------ Records for processing

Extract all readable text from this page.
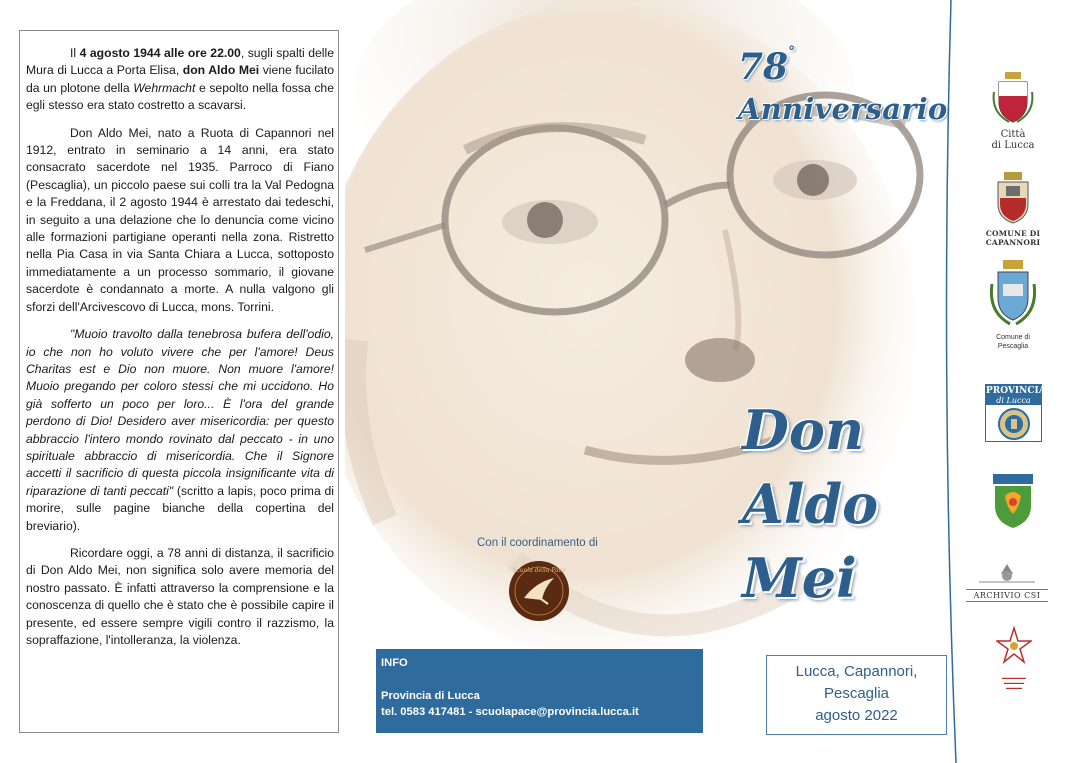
Il 4 agosto 1944 alle ore 22.00, sugli spalti delle Mura di Lucca a Porta Elisa, don Aldo Mei viene fucilato da un plotone della Wehrmacht e sepolto nella fossa che egli stesso era stato costretto a scavarsi.

Don Aldo Mei, nato a Ruota di Capannori nel 1912, entrato in seminario a 14 anni, era stato consacrato sacerdote nel 1935. Parroco di Fiano (Pescaglia), un piccolo paese sui colli tra la Val Pedogna e la Freddana, il 2 agosto 1944 è arrestato dai tedeschi, in seguito a una delazione che lo denuncia come vicino alle formazioni partigiane operanti nella zona. Ristretto nella Pia Casa in via Santa Chiara a Lucca, sottoposto immediatamente a un processo sommario, il giovane sacerdote è condannato a morte. A nulla valgono gli sforzi dell'Arcivescovo di Lucca, mons. Torrini.

"Muoio travolto dalla tenebrosa bufera dell'odio, io che non ho voluto vivere che per l'amore! Deus Charitas est e Dio non muore. Non muore l'amore! Muoio pregando per coloro stessi che mi uccidono. Ho già sofferto un poco per loro... È l'ora del grande perdono di Dio! Desidero aver misericordia: per questo abbraccio l'intero mondo rovinato dal peccato - in uno spirituale abbraccio di misericordia. Che il Signore accetti il sacrificio di questa piccola insignificante vita di riparazione di tanti peccati" (scritto a lapis, poco prima di morire, sulle pagine bianche della copertina del breviario).

Ricordare oggi, a 78 anni di distanza, il sacrificio di Don Aldo Mei, non significa solo avere memoria del nostro passato. È infatti attraverso la comprensione e la conoscenza di quello che è stato che è possibile capire il presente, ed essere sempre vigili contro il razzismo, la sopraffazione, l'intolleranza, la violenza.

78°
Anniversario
Don
Aldo
Mei
Con il coordinamento di
Scuola della Pace
INFO
Provincia di Lucca
tel. 0583 417481 - scuolapace@provincia.lucca.it
Lucca, Capannori,
Pescaglia
agosto 2022
Città
di Lucca
COMUNE DI CAPANNORI
Comune di
Pescaglia
PROVINCIA
di Lucca
ARCHIVIO CSI
▬▬▬▬▬▬
▬▬▬▬▬
▬▬▬▬
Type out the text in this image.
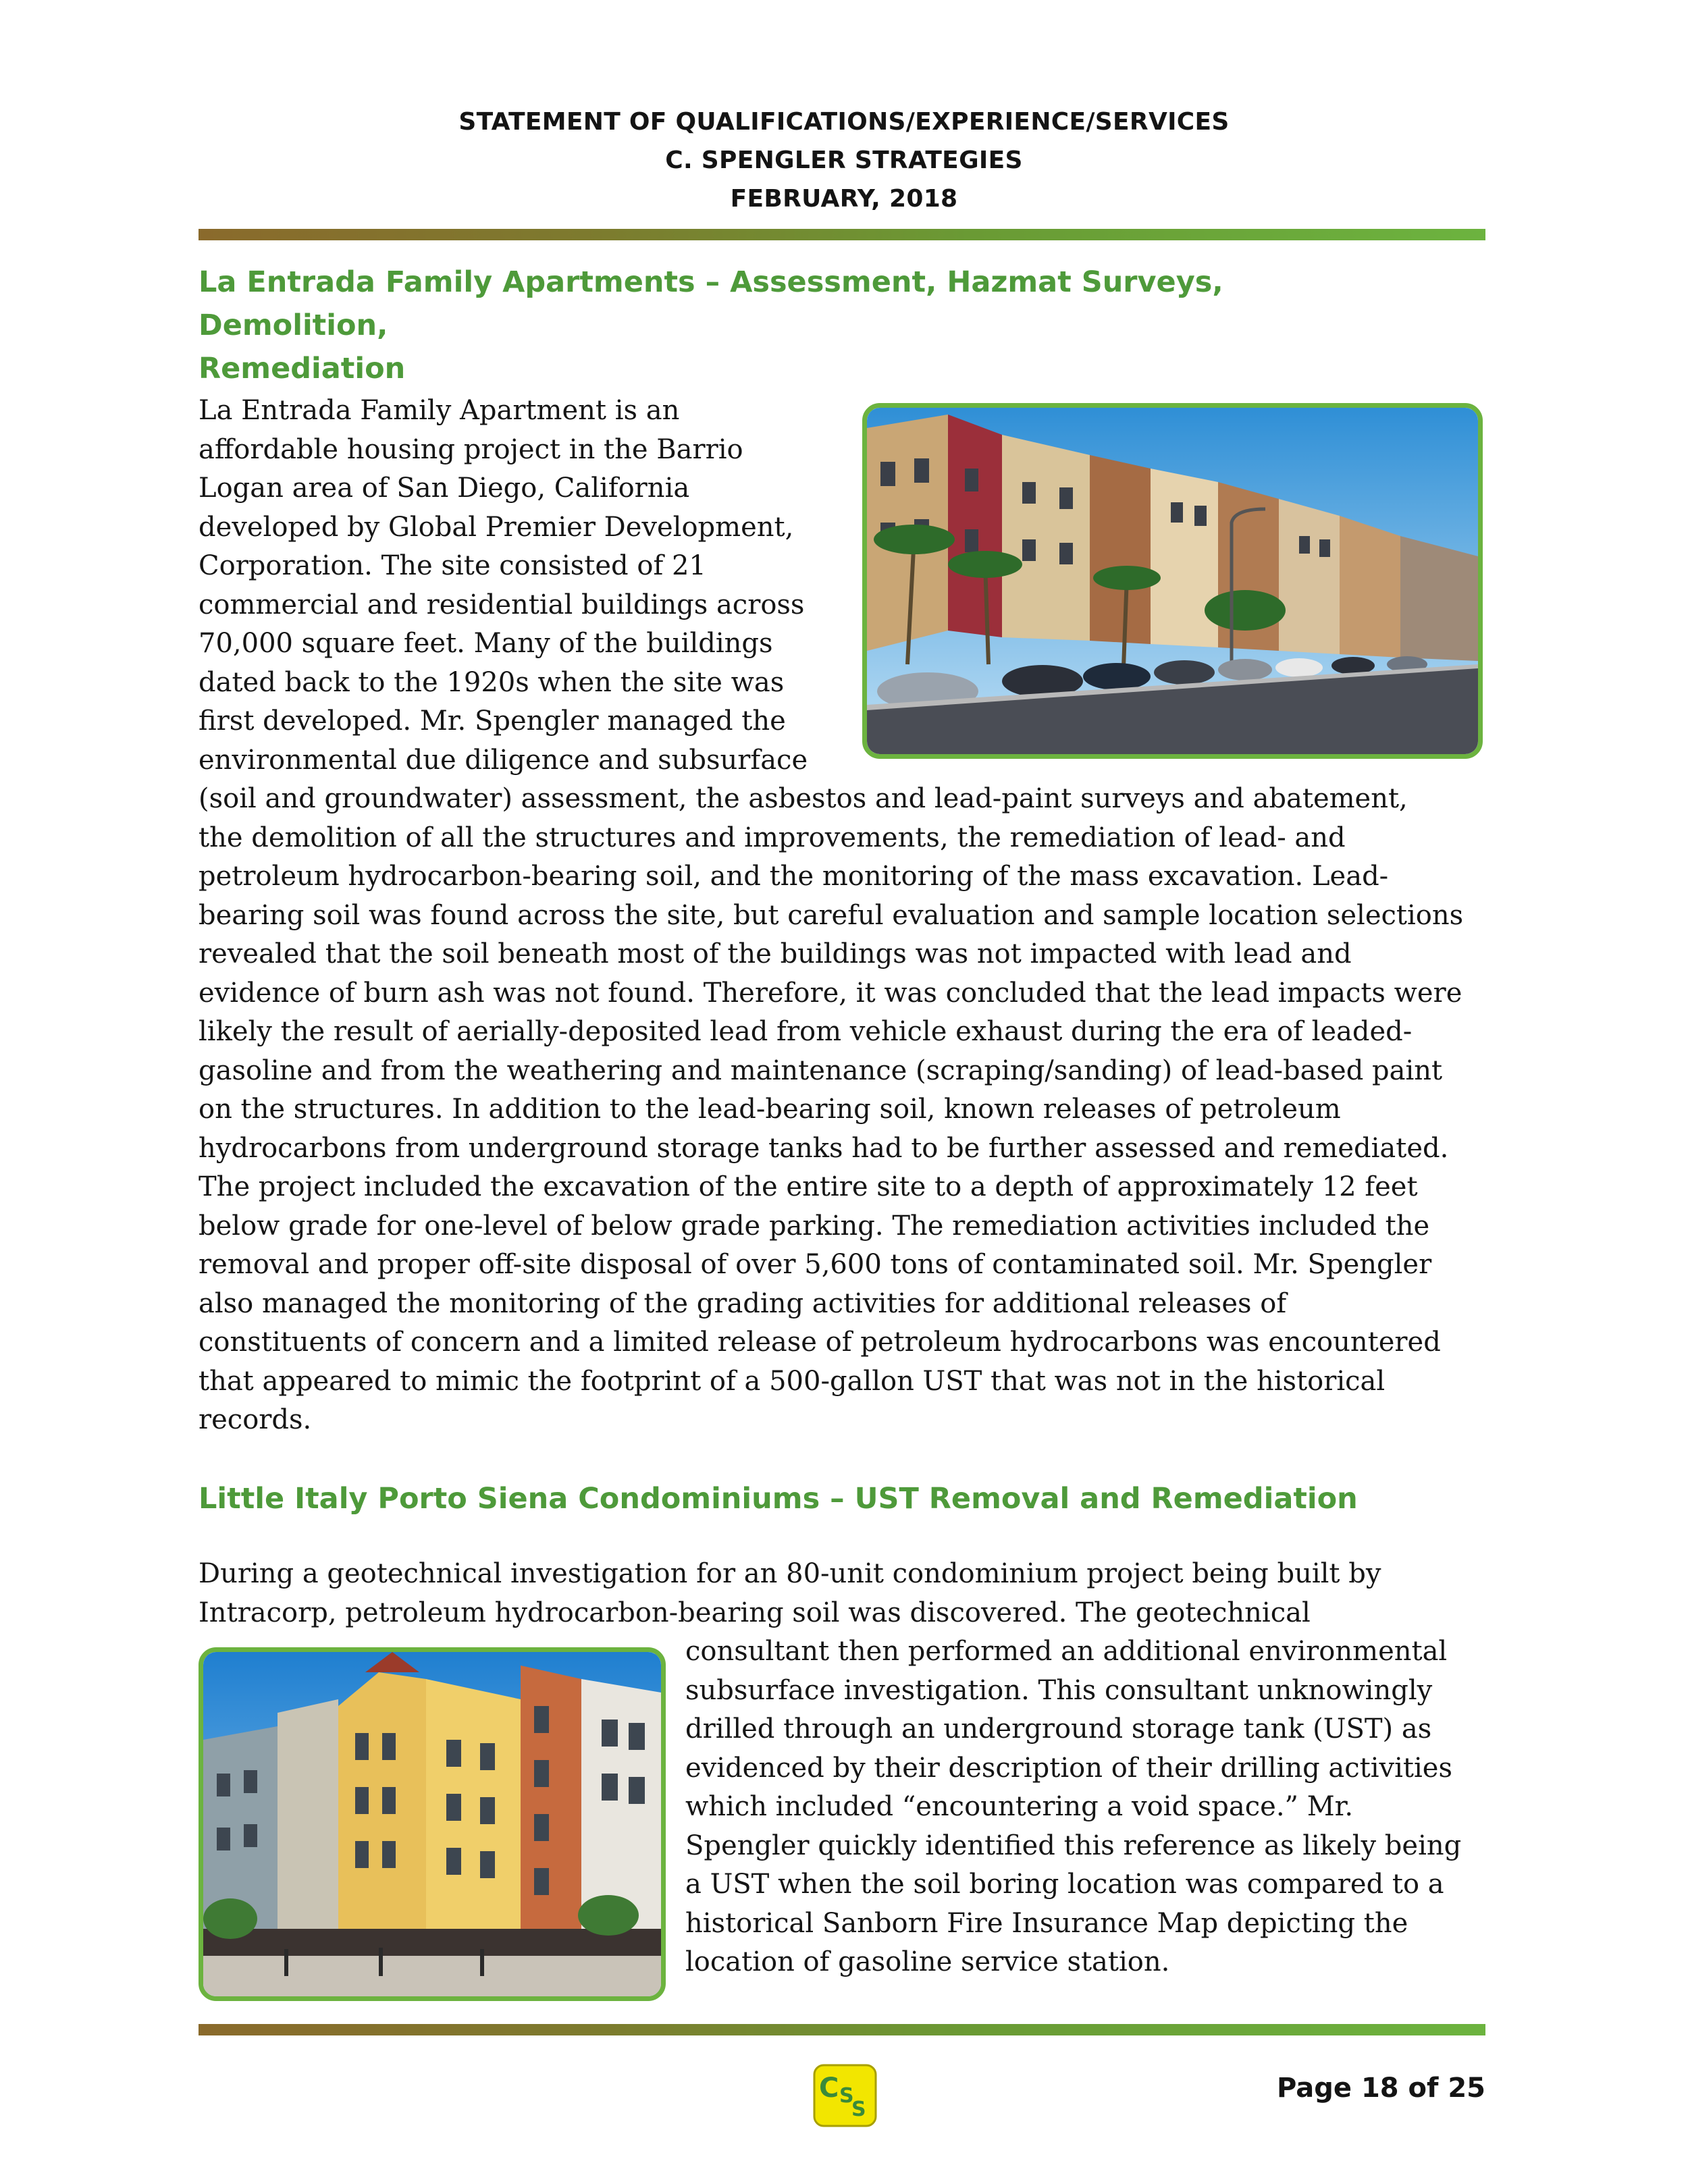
STATEMENT OF QUALIFICATIONS/EXPERIENCE/SERVICES
C. SPENGLER STRATEGIES
FEBRUARY, 2018
La Entrada Family Apartments – Assessment, Hazmat Surveys, Demolition,
Remediation
La Entrada Family Apartment is an
affordable housing project in the Barrio
Logan area of San Diego, California
developed by Global Premier Development,
Corporation. The site consisted of 21
commercial and residential buildings across
70,000 square feet. Many of the buildings
dated back to the 1920s when the site was
first developed. Mr. Spengler managed the
environmental due diligence and subsurface
(soil and groundwater) assessment, the asbestos and lead-paint surveys and abatement,
the demolition of all the structures and improvements, the remediation of lead- and
petroleum hydrocarbon-bearing soil, and the monitoring of the mass excavation. Lead-
bearing soil was found across the site, but careful evaluation and sample location selections
revealed that the soil beneath most of the buildings was not impacted with lead and
evidence of burn ash was not found. Therefore, it was concluded that the lead impacts were
likely the result of aerially-deposited lead from vehicle exhaust during the era of leaded-
gasoline and from the weathering and maintenance (scraping/sanding) of lead-based paint
on the structures. In addition to the lead-bearing soil, known releases of petroleum
hydrocarbons from underground storage tanks had to be further assessed and remediated.
The project included the excavation of the entire site to a depth of approximately 12 feet
below grade for one-level of below grade parking. The remediation activities included the
removal and proper off-site disposal of over 5,600 tons of contaminated soil. Mr. Spengler
also managed the monitoring of the grading activities for additional releases of
constituents of concern and a limited release of petroleum hydrocarbons was encountered
that appeared to mimic the footprint of a 500-gallon UST that was not in the historical
records.
Little Italy Porto Siena Condominiums – UST Removal and Remediation
During a geotechnical investigation for an 80-unit condominium project being built by
Intracorp, petroleum hydrocarbon-bearing soil was discovered. The geotechnical
consultant then performed an additional environmental
subsurface investigation. This consultant unknowingly
drilled through an underground storage tank (UST) as
evidenced by their description of their drilling activities
which included “encountering a void space.” Mr.
Spengler quickly identified this reference as likely being
a UST when the soil boring location was compared to a
historical Sanborn Fire Insurance Map depicting the
location of gasoline service station.
C S
S
Page 18 of 25
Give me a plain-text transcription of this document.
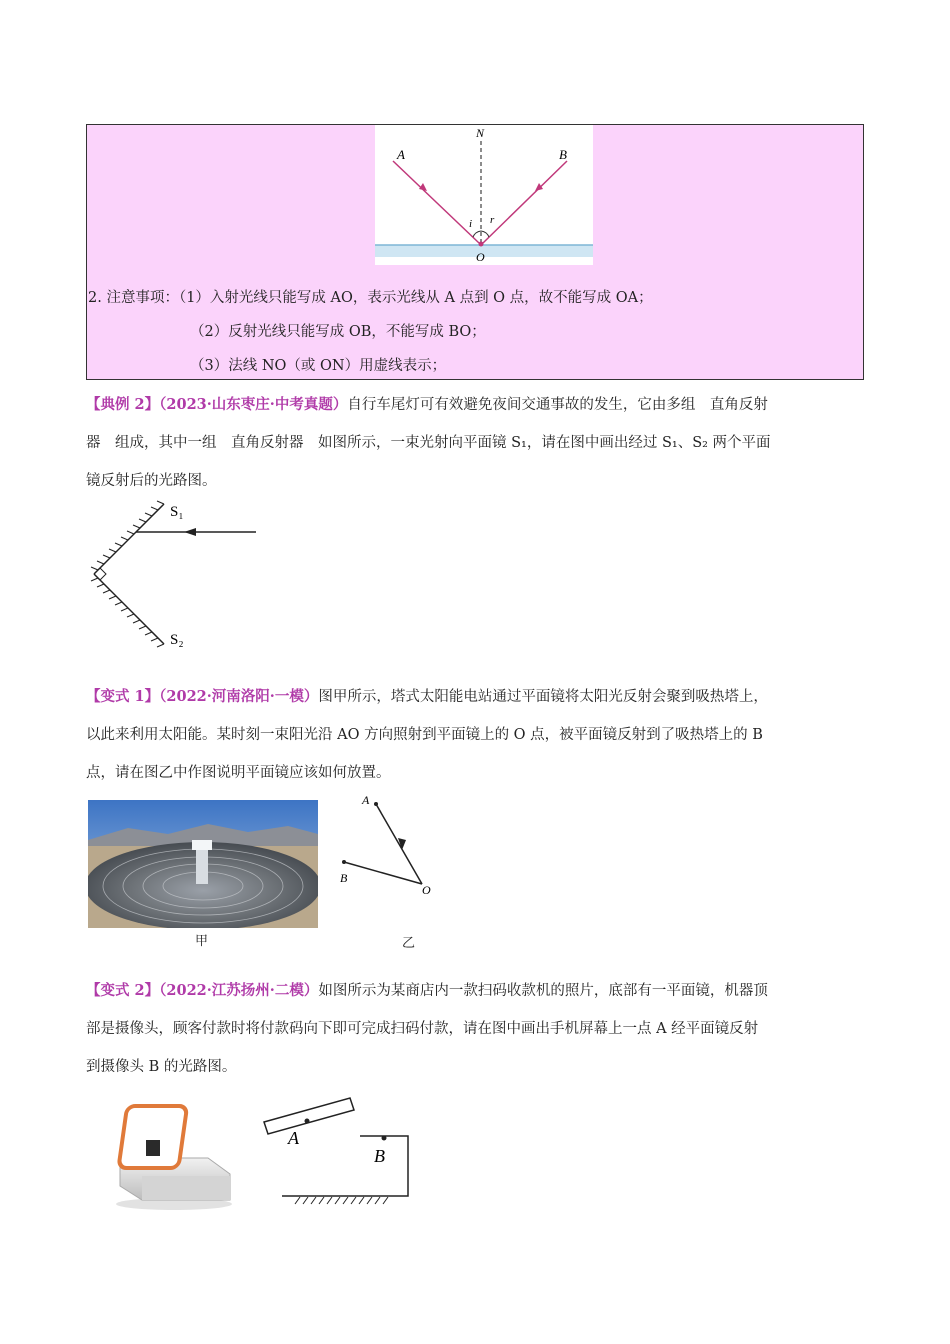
A	B
N
O
i r
2. 注意事项：（1）入射光线只能写成 AO，表示光线从 A 点到 O 点，故不能写成 OA；
（2）反射光线只能写成 OB，不能写成 BO；
（3）法线 NO（或 ON）用虚线表示；

【典例 2】（2023·山东枣庄·中考真题）自行车尾灯可有效避免夜间交通事故的发生，它由多组　直角反射

器　组成，其中一组　直角反射器　如图所示，一束光射向平面镜 S₁，请在图中画出经过 S₁、S₂ 两个平面

镜反射后的光路图。

S₁
S₂

【变式 1】（2022·河南洛阳·一模）图甲所示，塔式太阳能电站通过平面镜将太阳光反射会聚到吸热塔上，

以此来利用太阳能。某时刻一束阳光沿 AO 方向照射到平面镜上的 O 点，被平面镜反射到了吸热塔上的 B

点，请在图乙中作图说明平面镜应该如何放置。

甲
A
B
O
乙

【变式 2】（2022·江苏扬州·二模）如图所示为某商店内一款扫码收款机的照片，底部有一平面镜，机器顶

部是摄像头，顾客付款时将付款码向下即可完成扫码付款，请在图中画出手机屏幕上一点 A 经平面镜反射

到摄像头 B 的光路图。

A
B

------------

__Task statement__:
Search the listing for the string "text". Copy each line where it turns up.

__Solution to the exercise__:
Extract all readable text from this page.
Type out the text in this image.
Give me a plain-text transcription of this document.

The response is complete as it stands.